======== Records supplied

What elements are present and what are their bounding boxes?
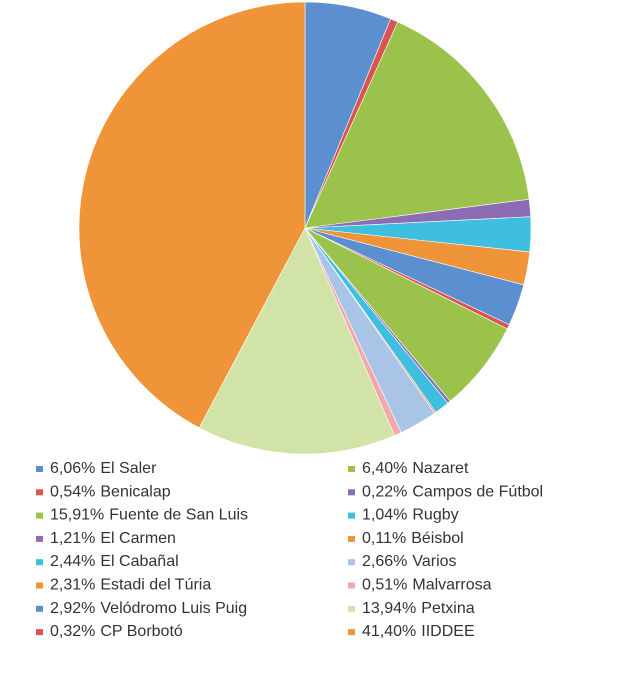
legend-value: 0,22% [362, 484, 407, 501]
legend-label: 13,94% Petxina [362, 600, 475, 617]
legend-marker [348, 512, 355, 519]
legend-label: 1,21% El Carmen [50, 530, 176, 547]
legend-name: Fuente de San Luis [109, 507, 248, 524]
legend-name: Nazaret [412, 460, 469, 477]
legend-value: 2,66% [362, 553, 407, 570]
legend-value: 1,04% [362, 507, 407, 524]
legend-name: CP Borbotó [100, 623, 183, 640]
legend-label: 0,51% Malvarrosa [362, 577, 492, 594]
legend-label: 0,22% Campos de Fútbol [362, 484, 543, 501]
legend-label: 2,31% Estadi del Túria [50, 577, 211, 594]
legend-value: 2,92% [50, 600, 95, 617]
legend-label: 0,11% Béisbol [362, 530, 464, 547]
legend-name: Varios [412, 553, 456, 570]
legend-marker [36, 559, 43, 566]
legend-marker [36, 512, 43, 519]
legend-marker [348, 559, 355, 566]
legend-name: Béisbol [411, 530, 463, 547]
legend-marker [36, 489, 43, 496]
legend-marker [348, 582, 355, 589]
legend-value: 2,44% [50, 553, 95, 570]
legend-name: Rugby [412, 507, 458, 524]
pie-slice [304, 21, 530, 229]
legend-label: 15,91% Fuente de San Luis [50, 507, 248, 524]
legend-value: 6,06% [50, 460, 95, 477]
legend-label: 0,32% CP Borbotó [50, 623, 183, 640]
legend-marker [348, 629, 355, 636]
legend-marker [36, 582, 43, 589]
legend-marker [36, 466, 43, 472]
legend-label: 2,92% Velódromo Luis Puig [50, 600, 247, 617]
legend-name: Campos de Fútbol [412, 484, 543, 501]
legend-name: El Saler [100, 460, 157, 477]
legend-marker [348, 535, 355, 542]
legend-marker [36, 605, 43, 612]
legend-label: 2,66% Varios [362, 553, 457, 570]
legend-marker [348, 466, 355, 472]
legend-marker [348, 605, 355, 612]
legend-name: El Cabañal [100, 553, 178, 570]
legend-name: Petxina [421, 600, 474, 617]
legend-label: 2,44% El Cabañal [50, 553, 179, 570]
legend-value: 0,32% [50, 623, 95, 640]
legend-value: 1,21% [50, 530, 95, 547]
legend-value: 0,54% [50, 484, 95, 501]
legend-name: Estadi del Túria [100, 577, 211, 594]
legend-value: 0,11% [362, 530, 406, 547]
legend-marker [36, 629, 43, 636]
legend-label: 0,54% Benicalap [50, 484, 171, 501]
legend-marker [36, 535, 43, 542]
legend-value: 15,91% [50, 507, 104, 524]
pie-slice [198, 227, 395, 455]
legend-label: 6,40% Nazaret [362, 460, 469, 477]
legend-value: 6,40% [362, 460, 407, 477]
legend-value: 13,94% [362, 600, 416, 617]
legend-marker [348, 489, 355, 496]
pie-slice [78, 1, 306, 429]
legend-label: 41,40% IIDDEE [362, 623, 475, 640]
legend-value: 2,31% [50, 577, 95, 594]
legend-name: IIDDEE [421, 623, 474, 640]
legend-name: Benicalap [100, 484, 170, 501]
legend-value: 0,51% [362, 577, 407, 594]
legend-label: 6,06% El Saler [50, 460, 157, 477]
legend-name: El Carmen [100, 530, 176, 547]
legend-label: 1,04% Rugby [362, 507, 459, 524]
legend-value: 41,40% [362, 623, 416, 640]
legend-name: Malvarrosa [412, 577, 491, 594]
legend-name: Velódromo Luis Puig [100, 600, 247, 617]
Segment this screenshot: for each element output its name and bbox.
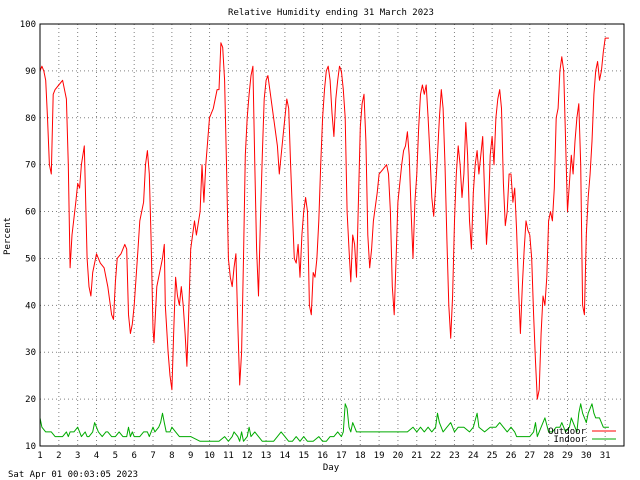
legend-label-outdoor: Outdoor — [548, 427, 587, 437]
plot-frame — [39, 23, 625, 447]
y-tick-label: 60 — [25, 208, 36, 218]
x-tick-label: 21 — [411, 451, 422, 461]
x-tick-label: 6 — [131, 451, 136, 461]
y-tick-label: 20 — [25, 395, 36, 405]
y-tick-label: 30 — [25, 348, 36, 358]
x-tick-label: 20 — [393, 451, 404, 461]
x-tick-label: 30 — [581, 451, 592, 461]
x-tick-label: 19 — [374, 451, 385, 461]
x-tick-label: 13 — [261, 451, 272, 461]
x-tick-label: 29 — [562, 451, 573, 461]
x-tick-label: 5 — [113, 451, 118, 461]
footer-timestamp: Sat Apr 01 00:03:05 2023 — [8, 470, 138, 480]
x-tick-label: 7 — [150, 451, 155, 461]
y-tick-label: 70 — [25, 161, 36, 171]
series-line-outdoor — [39, 37, 609, 400]
x-tick-label: 15 — [298, 451, 309, 461]
x-tick-label: 17 — [336, 451, 347, 461]
x-tick-label: 9 — [188, 451, 193, 461]
x-tick-label: 2 — [56, 451, 61, 461]
y-tick-label: 80 — [25, 114, 36, 124]
x-tick-label: 18 — [355, 451, 366, 461]
x-tick-label: 28 — [543, 451, 554, 461]
x-tick-label: 11 — [223, 451, 234, 461]
x-tick-label: 27 — [524, 451, 535, 461]
x-tick-label: 12 — [242, 451, 253, 461]
chart-title: Relative Humidity ending 31 March 2023 — [228, 8, 434, 18]
x-tick-label: 3 — [75, 451, 80, 461]
legend-label-indoor: Indoor — [553, 435, 586, 445]
x-tick-label: 8 — [169, 451, 174, 461]
y-tick-label: 90 — [25, 67, 36, 77]
x-tick-label: 31 — [600, 451, 611, 461]
x-tick-label: 24 — [468, 451, 479, 461]
x-tick-label: 1 — [37, 451, 42, 461]
x-tick-label: 22 — [430, 451, 441, 461]
y-tick-label: 40 — [25, 301, 36, 311]
y-axis-label: Percent — [3, 217, 13, 255]
y-tick-label: 100 — [20, 20, 36, 30]
x-tick-label: 26 — [506, 451, 517, 461]
y-tick-label: 10 — [25, 442, 36, 452]
tick-labels: 1 2 3 4 5 6 7 8 9 10 11 12 13 14 15 16 17 18 19 20 21 22 23 24 2… — [20, 20, 611, 461]
x-tick-label: 10 — [204, 451, 215, 461]
y-tick-label: 50 — [25, 254, 36, 264]
series-line-indoor — [39, 403, 609, 442]
x-axis-label: Day — [323, 463, 340, 473]
x-tick-label: 14 — [279, 451, 290, 461]
x-tick-label: 4 — [94, 451, 99, 461]
x-tick-label: 16 — [317, 451, 328, 461]
x-tick-label: 25 — [487, 451, 498, 461]
series-lines — [39, 37, 609, 442]
x-tick-label: 23 — [449, 451, 460, 461]
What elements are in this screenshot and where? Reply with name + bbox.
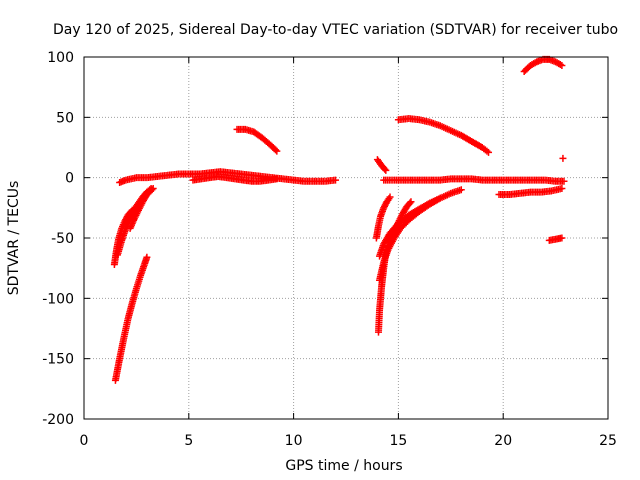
data-point (272, 146, 280, 154)
x-tick-label: 25 (599, 433, 617, 449)
data-point (332, 176, 340, 184)
data-point (149, 185, 157, 193)
data-points (110, 55, 568, 384)
data-point (381, 165, 389, 173)
data-point (558, 61, 566, 69)
data-point (560, 177, 568, 185)
x-tick-label: 0 (80, 433, 89, 449)
data-point (273, 175, 281, 183)
data-point (148, 186, 156, 194)
series-arc-7 (189, 172, 281, 185)
x-axis: 0 5 10 15 20 25 (80, 57, 617, 449)
y-tick-label: -100 (42, 291, 74, 307)
series-arc-16 (495, 185, 566, 199)
y-axis-label: SDTVAR / TECUs (6, 181, 22, 296)
data-point (386, 193, 394, 201)
gridlines (84, 57, 608, 419)
series-arc-9 (373, 156, 390, 174)
series-arc-1 (111, 253, 151, 384)
y-tick-label: -50 (51, 231, 74, 247)
series-arc-6 (116, 168, 340, 186)
y-tick-label: 0 (65, 171, 74, 187)
data-point (485, 148, 493, 156)
y-tick-label: -150 (42, 352, 74, 368)
series-arc-19 (559, 154, 567, 162)
x-tick-label: 10 (285, 433, 303, 449)
data-point (531, 59, 539, 67)
data-point (273, 147, 281, 155)
series-arc-17 (520, 55, 566, 75)
y-tick-label: 50 (56, 110, 74, 126)
series-arc-11 (394, 115, 493, 156)
y-tick-label: 100 (47, 50, 74, 66)
series-arc-14 (372, 193, 394, 242)
data-point (407, 198, 415, 206)
data-point (558, 234, 566, 242)
y-axis: 100 50 0 -50 -100 -150 -200 (42, 50, 608, 428)
data-point (559, 154, 567, 162)
x-axis-label: GPS time / hours (285, 458, 402, 474)
data-point (558, 185, 566, 193)
data-point (483, 147, 491, 155)
series-arc-10 (380, 175, 568, 185)
x-tick-label: 15 (389, 433, 407, 449)
data-point (143, 253, 151, 261)
data-point (457, 186, 465, 194)
x-tick-label: 5 (184, 433, 193, 449)
x-tick-label: 20 (494, 433, 512, 449)
series-arc-8 (233, 125, 281, 155)
chart-title: Day 120 of 2025, Sidereal Day-to-day VTE… (53, 22, 618, 38)
data-point (556, 61, 564, 69)
series-arc-15 (376, 194, 444, 260)
data-point (406, 199, 414, 207)
data-point (436, 194, 444, 202)
series-arc-18 (545, 234, 566, 244)
series-arc-5 (126, 185, 157, 232)
y-tick-label: -200 (42, 412, 74, 428)
data-point (382, 166, 390, 174)
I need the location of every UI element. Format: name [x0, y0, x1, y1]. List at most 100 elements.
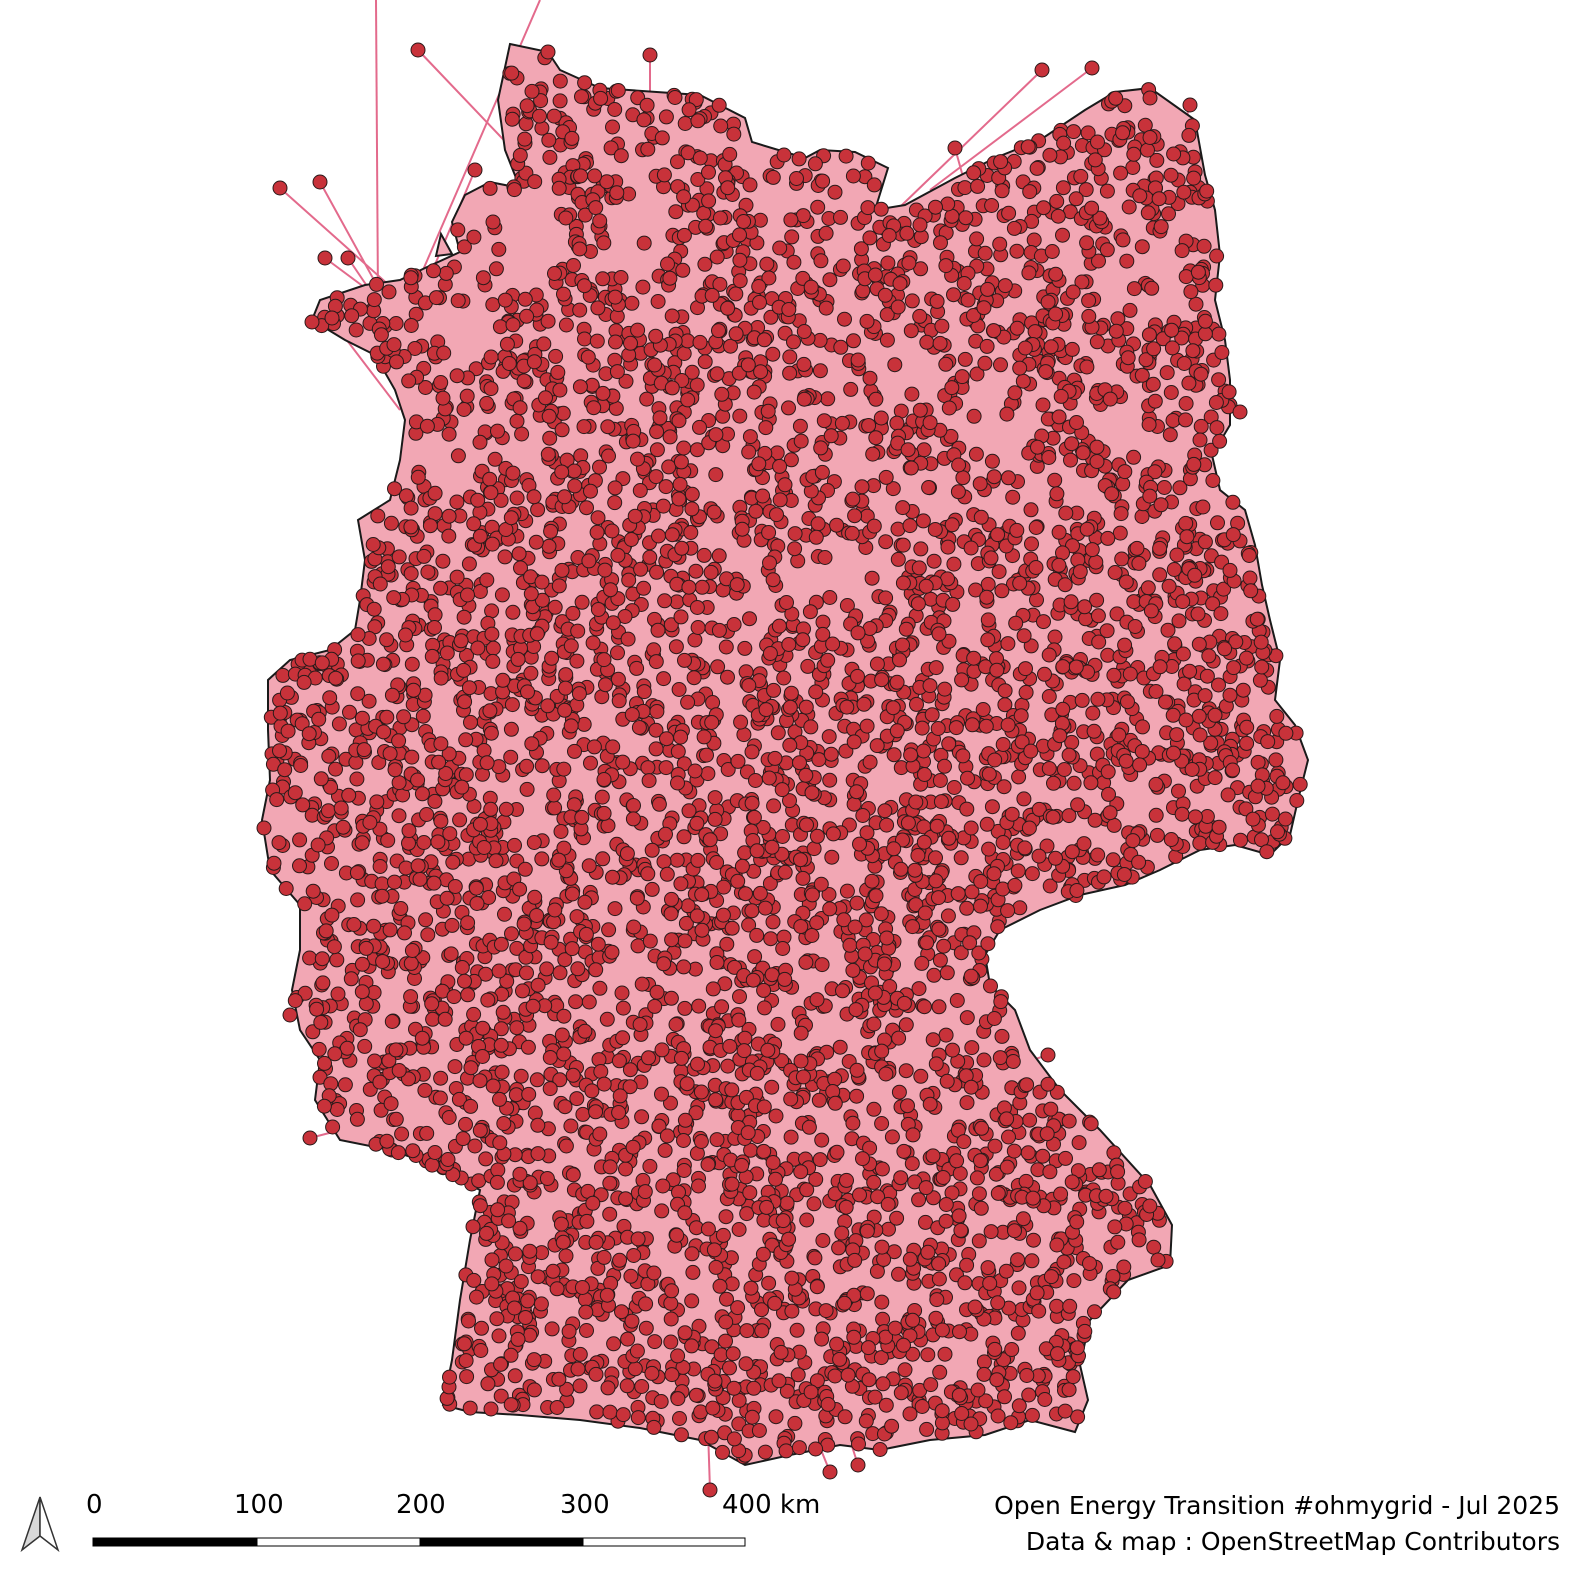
substation-marker: [959, 1010, 975, 1026]
substation-marker: [662, 429, 678, 445]
substation-marker: [1043, 339, 1059, 355]
substation-marker: [551, 578, 567, 594]
substation-marker: [598, 677, 613, 693]
substation-marker: [793, 1025, 809, 1041]
substation-marker: [578, 926, 594, 942]
substation-marker: [891, 1084, 907, 1100]
substation-marker: [543, 523, 559, 539]
substation-marker: [849, 895, 865, 911]
substation-marker: [641, 773, 657, 789]
substation-marker: [493, 1021, 509, 1037]
substation-marker: [1086, 723, 1102, 739]
substation-marker: [1070, 1409, 1086, 1425]
substation-marker: [649, 704, 665, 719]
substation-marker: [1117, 464, 1133, 480]
substation-marker: [292, 832, 308, 848]
substation-marker: [480, 992, 496, 1008]
substation-marker: [720, 180, 736, 196]
substation-marker: [1140, 142, 1155, 158]
substation-marker: [691, 998, 707, 1014]
substation-marker: [902, 1406, 918, 1422]
substation-marker: [807, 156, 823, 172]
substation-marker: [813, 440, 829, 456]
substation-marker: [781, 400, 796, 416]
substation-marker: [787, 1415, 803, 1431]
substation-marker: [719, 1291, 734, 1307]
substation-marker: [530, 1146, 546, 1162]
substation-marker: [812, 1152, 828, 1168]
substation-marker: [350, 627, 366, 643]
substation-marker: [1091, 634, 1107, 650]
substation-marker: [774, 782, 790, 798]
substation-marker: [383, 515, 399, 531]
substation-marker: [783, 685, 799, 701]
substation-marker: [815, 1233, 831, 1248]
substation-marker: [963, 540, 979, 556]
substation-marker: [566, 258, 581, 273]
substation-marker: [979, 816, 995, 832]
substation-marker: [791, 151, 807, 167]
substation-marker: [466, 1272, 482, 1288]
substation-marker: [444, 917, 460, 933]
substation-marker: [590, 300, 606, 316]
substation-marker: [1081, 308, 1097, 324]
substation-marker: [637, 1184, 653, 1200]
substation-marker: [928, 850, 943, 866]
substation-marker: [997, 683, 1013, 699]
substation-marker: [929, 818, 945, 834]
substation-marker: [844, 525, 860, 541]
substation-marker: [925, 1148, 941, 1164]
substation-marker: [764, 1079, 780, 1095]
substation-marker: [654, 1042, 670, 1058]
substation-marker: [684, 1338, 700, 1354]
substation-marker: [950, 886, 966, 902]
substation-marker: [792, 418, 808, 434]
substation-marker: [799, 1212, 815, 1228]
substation-marker: [684, 1293, 700, 1309]
substation-marker: [342, 704, 357, 720]
substation-marker: [736, 727, 752, 743]
substation-marker: [523, 665, 539, 681]
substation-marker: [822, 272, 838, 288]
substation-marker: [816, 413, 832, 429]
substation-marker: [803, 279, 819, 295]
substation-marker: [1106, 1284, 1122, 1300]
substation-marker: [680, 694, 696, 710]
substation-marker: [799, 817, 814, 833]
substation-marker: [313, 1014, 329, 1030]
substation-marker: [365, 537, 381, 552]
substation-marker: [586, 739, 602, 755]
substation-marker: [1039, 1126, 1055, 1142]
substation-marker: [807, 1250, 823, 1266]
substation-marker: [601, 448, 616, 464]
substation-marker: [1036, 614, 1051, 630]
substation-marker: [834, 1225, 850, 1241]
substation-marker: [889, 415, 905, 431]
substation-marker: [469, 896, 485, 911]
substation-marker: [593, 90, 609, 106]
substation-marker: [571, 686, 587, 702]
substation-marker: [1049, 1237, 1065, 1253]
substation-marker: [509, 413, 525, 429]
substation-marker: [1085, 705, 1101, 721]
substation-marker: [573, 168, 589, 184]
substation-marker: [928, 199, 943, 215]
substation-marker: [1064, 341, 1080, 357]
substation-marker: [1096, 869, 1112, 885]
substation-marker: [574, 594, 590, 610]
substation-marker: [426, 263, 441, 279]
substation-marker: [718, 1333, 733, 1349]
substation-marker: [1254, 659, 1270, 675]
substation-marker: [1132, 188, 1148, 204]
substation-marker: [1040, 1076, 1056, 1092]
substation-marker: [1120, 694, 1135, 710]
substation-marker: [456, 1336, 472, 1352]
substation-marker: [649, 984, 665, 1000]
substation-marker: [831, 1240, 847, 1256]
substation-marker: [1049, 1298, 1065, 1314]
substation-marker: [586, 400, 602, 416]
substation-marker: [640, 760, 656, 776]
substation-marker: [569, 909, 585, 925]
substation-marker: [479, 572, 495, 588]
substation-marker: [369, 276, 384, 292]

================

Set exercise: Repeat, without any change, the lines of the rows above that begin with the line containing "legend-label-outdoor: Outdoor —" and end with the line containing "chart-title: Relative Humidity", including both of those lines.

Result for this task:
legend-label-outdoor: Outdoor — [548, 427, 587, 437]
plot-frame — [39, 23, 625, 447]
y-tick-label: 60 — [25, 208, 36, 218]
x-tick-label: 21 — [411, 451, 422, 461]
x-tick-label: 6 — [131, 451, 136, 461]
y-tick-label: 20 — [25, 395, 36, 405]
y-tick-label: 30 — [25, 348, 36, 358]
x-tick-label: 20 — [393, 451, 404, 461]
x-tick-label: 30 — [581, 451, 592, 461]
x-tick-label: 19 — [374, 451, 385, 461]
x-tick-label: 13 — [261, 451, 272, 461]
x-tick-label: 29 — [562, 451, 573, 461]
x-tick-label: 5 — [113, 451, 118, 461]
footer-timestamp: Sat Apr 01 00:03:05 2023 — [8, 470, 138, 480]
x-tick-label: 7 — [150, 451, 155, 461]
y-tick-label: 70 — [25, 161, 36, 171]
series-line-outdoor — [39, 37, 609, 400]
x-tick-label: 15 — [298, 451, 309, 461]
x-tick-label: 17 — [336, 451, 347, 461]
x-tick-label: 9 — [188, 451, 193, 461]
x-tick-label: 2 — [56, 451, 61, 461]
y-tick-label: 80 — [25, 114, 36, 124]
x-tick-label: 18 — [355, 451, 366, 461]
x-tick-label: 28 — [543, 451, 554, 461]
x-tick-label: 11 — [223, 451, 234, 461]
x-tick-label: 27 — [524, 451, 535, 461]
x-tick-label: 12 — [242, 451, 253, 461]
chart-title: Relative Humidity ending 31 March 2023 — [228, 8, 434, 18]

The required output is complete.